EXERCISE REQUIREMENTS: Filter the records below and copy every line containing the word "Allegro".

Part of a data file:
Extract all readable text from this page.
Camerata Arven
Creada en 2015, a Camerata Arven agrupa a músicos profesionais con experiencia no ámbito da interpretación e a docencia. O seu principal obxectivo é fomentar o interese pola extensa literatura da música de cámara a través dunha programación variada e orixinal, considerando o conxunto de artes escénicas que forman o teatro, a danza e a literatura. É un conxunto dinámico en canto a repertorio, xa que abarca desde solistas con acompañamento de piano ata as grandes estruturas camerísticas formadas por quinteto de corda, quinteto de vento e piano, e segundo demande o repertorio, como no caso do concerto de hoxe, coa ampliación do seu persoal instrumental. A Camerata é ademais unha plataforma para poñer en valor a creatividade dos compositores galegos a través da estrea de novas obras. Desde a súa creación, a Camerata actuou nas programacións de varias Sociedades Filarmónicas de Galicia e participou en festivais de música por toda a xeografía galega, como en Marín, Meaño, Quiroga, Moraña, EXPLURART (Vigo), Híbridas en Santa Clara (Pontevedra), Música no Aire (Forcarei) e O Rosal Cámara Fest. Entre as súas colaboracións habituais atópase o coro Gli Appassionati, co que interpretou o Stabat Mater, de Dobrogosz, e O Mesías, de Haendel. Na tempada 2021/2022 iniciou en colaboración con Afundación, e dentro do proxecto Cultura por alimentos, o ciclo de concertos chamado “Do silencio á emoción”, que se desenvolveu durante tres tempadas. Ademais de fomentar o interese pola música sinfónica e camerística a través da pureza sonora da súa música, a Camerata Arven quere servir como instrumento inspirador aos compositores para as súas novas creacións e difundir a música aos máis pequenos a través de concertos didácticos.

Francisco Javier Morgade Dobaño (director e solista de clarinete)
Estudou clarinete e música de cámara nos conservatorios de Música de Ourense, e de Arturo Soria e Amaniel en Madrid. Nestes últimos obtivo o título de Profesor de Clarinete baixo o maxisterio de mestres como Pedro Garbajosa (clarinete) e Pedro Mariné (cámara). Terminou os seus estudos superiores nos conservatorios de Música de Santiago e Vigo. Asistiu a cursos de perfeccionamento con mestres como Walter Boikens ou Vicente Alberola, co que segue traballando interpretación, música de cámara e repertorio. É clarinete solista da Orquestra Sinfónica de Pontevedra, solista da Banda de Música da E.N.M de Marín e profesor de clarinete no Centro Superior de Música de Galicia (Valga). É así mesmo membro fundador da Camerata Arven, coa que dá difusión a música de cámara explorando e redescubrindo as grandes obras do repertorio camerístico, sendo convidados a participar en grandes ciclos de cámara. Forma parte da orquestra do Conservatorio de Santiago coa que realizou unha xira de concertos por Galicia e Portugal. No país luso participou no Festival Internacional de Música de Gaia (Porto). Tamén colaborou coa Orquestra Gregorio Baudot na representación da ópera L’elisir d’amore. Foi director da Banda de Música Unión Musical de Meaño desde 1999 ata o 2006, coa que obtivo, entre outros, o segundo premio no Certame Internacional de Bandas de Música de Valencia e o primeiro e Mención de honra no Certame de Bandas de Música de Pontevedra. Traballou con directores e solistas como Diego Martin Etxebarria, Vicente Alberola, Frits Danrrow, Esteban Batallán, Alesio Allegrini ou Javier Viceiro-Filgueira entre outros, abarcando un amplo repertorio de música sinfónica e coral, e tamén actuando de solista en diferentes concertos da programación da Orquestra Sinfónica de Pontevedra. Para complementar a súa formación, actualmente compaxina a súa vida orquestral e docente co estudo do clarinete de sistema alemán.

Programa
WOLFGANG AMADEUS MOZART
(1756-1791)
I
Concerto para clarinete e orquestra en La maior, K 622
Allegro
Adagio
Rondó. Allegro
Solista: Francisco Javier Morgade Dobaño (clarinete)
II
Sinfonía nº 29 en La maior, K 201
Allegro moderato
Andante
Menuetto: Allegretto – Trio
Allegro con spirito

WRITTEN ANSWER:
Allegro
Rondó. Allegro
Allegro moderato
Allegro con spirito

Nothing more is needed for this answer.